> Article:

────────────────

The Glasshouse Report: “Designed to Eliminate Frivolous Employee Lawsuits”

Thursday, September 22, 2016

Memo to GOP 'Never Trumpers': Reagan Isn't Rising From the Dead

By Town Hall., Sep 22, 2016 

A "never Trump" friend I've known since law school writes:

"My former partner is old enough to have voted for Barry Goldwater. And like me, he is pro-choice, pro-gay rights and libertarian, so there are some Neanderthal Republicans out there who are just too distasteful to vote for. So, like me, he often votes Libertarian. He does not see much about Donald Trump that resembles a traditional Republican."

For the millionth time, Trump is not a fiscal conservative. He is a populist. And his near-embrace by many evangelicals notwithstanding, New Yorker Trump with "New York values" is likely pro-choice and pro-gay marriage. The man doesn't even go to church. And speaking of "traditional Republicans": GOP voters backed Mitt "Romneycare" Romney and John "McCain-Feingold" McCain, but they draw the line at insufficiently conservative Trump?

Here's the problem. We live in a center-left country. Not center-right -- center-left. We talk the talk of low taxes and ending entitlements and terminating this or that social program -- until a fiscal conservative true believer proposes legislation to do just that.

Goldwater, in 1964, lost in a landslide. The main reason President Ronald Reagan got elected in 1980, despite his many gifts and his conservative principles, was voter disdain for President Jimmy Carter -- gas lines, the Iran rescue debacle, stagflation. Most conservatives who romanticize about Reagan don't get this point! Yes, we "need" another Reagan. But to bring that about, given the ever-increasing leftward tilt of the country, we need another Jimmy Carter.

────────────────

[Stored data]
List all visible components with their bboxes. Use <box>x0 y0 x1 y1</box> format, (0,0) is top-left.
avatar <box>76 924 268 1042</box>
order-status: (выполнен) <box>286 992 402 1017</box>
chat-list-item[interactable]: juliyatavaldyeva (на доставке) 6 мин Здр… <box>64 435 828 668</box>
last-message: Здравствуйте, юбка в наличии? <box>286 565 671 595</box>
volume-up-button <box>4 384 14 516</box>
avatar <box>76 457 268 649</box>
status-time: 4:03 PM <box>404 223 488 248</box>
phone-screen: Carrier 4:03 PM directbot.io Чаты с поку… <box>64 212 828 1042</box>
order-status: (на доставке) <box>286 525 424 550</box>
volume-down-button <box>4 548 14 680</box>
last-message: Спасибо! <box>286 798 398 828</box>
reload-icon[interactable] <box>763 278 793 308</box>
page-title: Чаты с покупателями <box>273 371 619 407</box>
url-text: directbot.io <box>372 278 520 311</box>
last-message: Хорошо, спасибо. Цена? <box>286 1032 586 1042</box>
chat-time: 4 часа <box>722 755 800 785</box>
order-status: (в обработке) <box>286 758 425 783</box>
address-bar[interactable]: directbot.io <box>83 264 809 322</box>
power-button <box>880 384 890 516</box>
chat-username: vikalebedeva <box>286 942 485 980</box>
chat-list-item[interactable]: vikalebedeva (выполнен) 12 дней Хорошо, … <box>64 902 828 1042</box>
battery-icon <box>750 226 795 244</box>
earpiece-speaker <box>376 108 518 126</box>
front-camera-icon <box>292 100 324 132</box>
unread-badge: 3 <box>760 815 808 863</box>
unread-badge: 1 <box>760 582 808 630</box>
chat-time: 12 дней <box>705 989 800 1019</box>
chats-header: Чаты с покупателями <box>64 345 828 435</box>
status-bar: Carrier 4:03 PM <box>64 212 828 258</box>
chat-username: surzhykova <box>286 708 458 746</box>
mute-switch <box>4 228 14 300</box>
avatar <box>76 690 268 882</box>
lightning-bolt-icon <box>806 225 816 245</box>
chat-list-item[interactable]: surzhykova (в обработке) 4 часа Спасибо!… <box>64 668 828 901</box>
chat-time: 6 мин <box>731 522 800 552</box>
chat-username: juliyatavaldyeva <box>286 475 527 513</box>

────────────────

> Instruction A:
From the column on "Never Trumpers," list the things it gives as sources of voter disdain for President Jimmy Carter.
> Instruction B:
Go on with the column on "Never Trumpers" past its final sentence, "But to bring that about, given the ever-increasing leftward tilt of the country, we need another Jimmy Carter."
The stored data is separate material from the column.

> Task output A:
gas lines, the Iran rescue debacle, stagflation

> Task output B:
Americans never embraced Reagan's stated conservative agenda -- advocating pro-life policies; standing down the Soviet Union by, among other things, funding "Star Wars"; dramatically lowering taxes; and encouraging true free trade (despite his protection of the auto industry with stupid Japanese car "voluntary" import quotas, and protecting Harley-Davidson, among other measures).

David Stockman, Reagan's young, fiscally conservative then-House member -- a Paul Ryan-type numbers guy -- headed his Office of Management and Budget. He wanted to take a machete to the size of government. But he failed to roll back much of anything. After leaving in frustration, Stockman wrote "The Triumph of Politics: Why the Reagan Revolution Failed." He laments that with the combination of special interests and Reagan's refusal to bat them down, the size of domestic government grew even under the "Great Communicator."

But Reagan was liked personally, and when he was shot, his popularity soared. Americans were proud and impressed at the way he handled it with humor and without hatred. What, because of the attempted assassination Americans underwent an ideological metamorphosis? Of course not. In fact, when he was going through another rough patch, he reportedly joked with his wife, Nancy, that maybe he should go out and get himself shot again.

Consider this passage from The New York Times in 1986, the middle of Reagan's second term and two years after a 49-states-to-1 reelection blowout over Democrat Walter Mondale:

"For example, (Reagan's) personal popularity ratings, especially high for a second-term President, are not matched by public support for some of his key policies. As Fred I. Greenstein, a professor of politics at Princeton, puts it: 'He is more successful than any recent President in establishing space between himself and his policies.'"

This brings us to 2016. And it's even more left-wing now. Reagan pushed the income tax top marginal rate down to 28 percent. His successor raised the rate, as did Clinton. Yes, GWB rolled them back to about 35 percent, but they're back up.

In eight years, Reagan did not raise the minimum wage. Few of this year's GOP rivals, save Rand Paul, made a forceful argument against it. And Rick Santorum and Ben Carson wanted to raise it!

President George W. Bush tried to partially privatize Social Security -- and his party abandoned him on the issue. We now have "universal health care," which people are forced to join, and a self-described socialist might have won the Democratic nomination had he not stupidly taken Hillary Clinton's email issue off the table.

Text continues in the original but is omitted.